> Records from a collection
--- Begin ---

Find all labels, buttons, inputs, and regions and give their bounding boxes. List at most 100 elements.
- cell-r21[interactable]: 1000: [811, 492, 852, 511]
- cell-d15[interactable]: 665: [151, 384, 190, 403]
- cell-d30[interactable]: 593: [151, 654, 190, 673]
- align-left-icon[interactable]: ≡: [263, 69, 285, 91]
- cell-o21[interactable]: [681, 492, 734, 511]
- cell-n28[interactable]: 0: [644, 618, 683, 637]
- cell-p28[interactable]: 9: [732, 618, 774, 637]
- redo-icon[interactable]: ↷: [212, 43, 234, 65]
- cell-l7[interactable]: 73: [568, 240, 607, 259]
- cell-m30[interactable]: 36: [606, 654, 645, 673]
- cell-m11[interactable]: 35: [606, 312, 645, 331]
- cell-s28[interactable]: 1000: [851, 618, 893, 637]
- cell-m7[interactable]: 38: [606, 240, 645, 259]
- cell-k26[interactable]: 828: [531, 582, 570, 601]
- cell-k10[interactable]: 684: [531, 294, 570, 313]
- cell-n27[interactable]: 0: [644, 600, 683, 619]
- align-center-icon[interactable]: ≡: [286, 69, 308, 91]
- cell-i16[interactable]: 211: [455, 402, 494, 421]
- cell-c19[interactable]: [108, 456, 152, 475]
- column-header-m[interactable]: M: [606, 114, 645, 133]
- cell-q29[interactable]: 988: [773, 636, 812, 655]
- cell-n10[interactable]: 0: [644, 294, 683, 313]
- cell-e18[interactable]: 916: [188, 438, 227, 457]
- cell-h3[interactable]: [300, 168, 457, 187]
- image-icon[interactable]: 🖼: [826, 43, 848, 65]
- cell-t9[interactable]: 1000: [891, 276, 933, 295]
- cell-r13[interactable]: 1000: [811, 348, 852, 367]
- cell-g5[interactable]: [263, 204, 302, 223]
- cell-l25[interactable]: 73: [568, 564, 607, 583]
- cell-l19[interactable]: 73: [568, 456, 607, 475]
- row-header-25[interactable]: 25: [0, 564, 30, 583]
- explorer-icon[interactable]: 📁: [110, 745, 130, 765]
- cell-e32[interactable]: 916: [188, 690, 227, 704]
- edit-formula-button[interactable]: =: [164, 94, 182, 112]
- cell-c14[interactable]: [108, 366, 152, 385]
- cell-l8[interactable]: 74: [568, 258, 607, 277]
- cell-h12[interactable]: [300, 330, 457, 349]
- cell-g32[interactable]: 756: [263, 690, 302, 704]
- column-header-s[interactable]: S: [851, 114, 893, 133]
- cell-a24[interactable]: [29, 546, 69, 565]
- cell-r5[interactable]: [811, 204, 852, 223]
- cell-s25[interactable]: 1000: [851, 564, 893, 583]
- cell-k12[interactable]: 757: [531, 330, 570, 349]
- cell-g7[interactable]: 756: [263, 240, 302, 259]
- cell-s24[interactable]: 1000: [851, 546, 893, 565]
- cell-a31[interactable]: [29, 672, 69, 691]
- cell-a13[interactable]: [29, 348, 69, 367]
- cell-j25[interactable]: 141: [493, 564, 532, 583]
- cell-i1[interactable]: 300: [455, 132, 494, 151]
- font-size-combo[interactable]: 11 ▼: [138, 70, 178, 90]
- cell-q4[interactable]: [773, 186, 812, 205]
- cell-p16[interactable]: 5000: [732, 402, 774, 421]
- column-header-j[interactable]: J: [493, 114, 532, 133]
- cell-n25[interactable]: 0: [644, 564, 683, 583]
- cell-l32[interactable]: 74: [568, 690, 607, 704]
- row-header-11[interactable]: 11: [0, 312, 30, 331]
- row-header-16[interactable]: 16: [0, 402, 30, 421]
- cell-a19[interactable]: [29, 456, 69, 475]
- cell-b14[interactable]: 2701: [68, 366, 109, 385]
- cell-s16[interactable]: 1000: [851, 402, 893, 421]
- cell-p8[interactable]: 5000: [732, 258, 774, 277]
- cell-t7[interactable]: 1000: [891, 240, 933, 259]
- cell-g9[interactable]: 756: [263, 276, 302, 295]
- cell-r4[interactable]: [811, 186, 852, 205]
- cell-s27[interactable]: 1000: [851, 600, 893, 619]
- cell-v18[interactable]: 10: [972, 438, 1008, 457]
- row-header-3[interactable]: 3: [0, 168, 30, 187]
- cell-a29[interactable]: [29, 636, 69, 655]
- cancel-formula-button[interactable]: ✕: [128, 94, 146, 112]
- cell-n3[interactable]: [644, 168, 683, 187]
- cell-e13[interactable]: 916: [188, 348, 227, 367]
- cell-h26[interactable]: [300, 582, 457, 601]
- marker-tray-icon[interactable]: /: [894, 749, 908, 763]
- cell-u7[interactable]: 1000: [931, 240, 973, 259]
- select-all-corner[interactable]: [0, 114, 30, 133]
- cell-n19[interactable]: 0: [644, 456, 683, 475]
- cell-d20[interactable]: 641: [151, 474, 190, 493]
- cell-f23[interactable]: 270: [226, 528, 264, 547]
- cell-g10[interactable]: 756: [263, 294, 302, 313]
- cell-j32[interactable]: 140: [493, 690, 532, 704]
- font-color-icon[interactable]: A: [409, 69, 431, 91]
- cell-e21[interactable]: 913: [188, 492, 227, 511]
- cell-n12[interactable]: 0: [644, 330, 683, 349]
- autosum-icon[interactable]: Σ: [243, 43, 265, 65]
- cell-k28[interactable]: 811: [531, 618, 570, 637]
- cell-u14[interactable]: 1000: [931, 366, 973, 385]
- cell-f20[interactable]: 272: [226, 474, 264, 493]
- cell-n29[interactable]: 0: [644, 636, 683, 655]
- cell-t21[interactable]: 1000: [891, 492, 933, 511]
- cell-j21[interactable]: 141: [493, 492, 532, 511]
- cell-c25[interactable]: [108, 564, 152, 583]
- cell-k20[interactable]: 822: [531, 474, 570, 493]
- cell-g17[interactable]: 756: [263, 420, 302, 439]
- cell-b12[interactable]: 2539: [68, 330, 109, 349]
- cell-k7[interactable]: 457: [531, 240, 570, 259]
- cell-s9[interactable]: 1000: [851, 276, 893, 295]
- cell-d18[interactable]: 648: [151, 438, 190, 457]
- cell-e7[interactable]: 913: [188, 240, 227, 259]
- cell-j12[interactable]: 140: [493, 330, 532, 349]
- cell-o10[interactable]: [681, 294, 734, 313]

--- End ---

> EXERCISE TASK
Please copy the records from the first line through the line containing "- cell-c14[interactable]: [108, 366, 152, 385]", both included.

> TASK ANSWER
Find all labels, buttons, inputs, and regions and give their bounding boxes. List at most 100 elements.
- cell-r21[interactable]: 1000: [811, 492, 852, 511]
- cell-d15[interactable]: 665: [151, 384, 190, 403]
- cell-d30[interactable]: 593: [151, 654, 190, 673]
- align-left-icon[interactable]: ≡: [263, 69, 285, 91]
- cell-o21[interactable]: [681, 492, 734, 511]
- cell-n28[interactable]: 0: [644, 618, 683, 637]
- cell-p28[interactable]: 9: [732, 618, 774, 637]
- redo-icon[interactable]: ↷: [212, 43, 234, 65]
- cell-l7[interactable]: 73: [568, 240, 607, 259]
- cell-m30[interactable]: 36: [606, 654, 645, 673]
- cell-m11[interactable]: 35: [606, 312, 645, 331]
- cell-s28[interactable]: 1000: [851, 618, 893, 637]
- cell-m7[interactable]: 38: [606, 240, 645, 259]
- cell-k26[interactable]: 828: [531, 582, 570, 601]
- cell-k10[interactable]: 684: [531, 294, 570, 313]
- cell-n27[interactable]: 0: [644, 600, 683, 619]
- align-center-icon[interactable]: ≡: [286, 69, 308, 91]
- cell-i16[interactable]: 211: [455, 402, 494, 421]
- cell-c19[interactable]: [108, 456, 152, 475]
- column-header-m[interactable]: M: [606, 114, 645, 133]
- cell-q29[interactable]: 988: [773, 636, 812, 655]
- cell-n10[interactable]: 0: [644, 294, 683, 313]
- cell-e18[interactable]: 916: [188, 438, 227, 457]
- cell-h3[interactable]: [300, 168, 457, 187]
- image-icon[interactable]: 🖼: [826, 43, 848, 65]
- cell-t9[interactable]: 1000: [891, 276, 933, 295]
- cell-r13[interactable]: 1000: [811, 348, 852, 367]
- cell-g5[interactable]: [263, 204, 302, 223]
- cell-l25[interactable]: 73: [568, 564, 607, 583]
- cell-l19[interactable]: 73: [568, 456, 607, 475]
- row-header-25[interactable]: 25: [0, 564, 30, 583]
- explorer-icon[interactable]: 📁: [110, 745, 130, 765]
- cell-e32[interactable]: 916: [188, 690, 227, 704]
- edit-formula-button[interactable]: =: [164, 94, 182, 112]
- cell-c14[interactable]: [108, 366, 152, 385]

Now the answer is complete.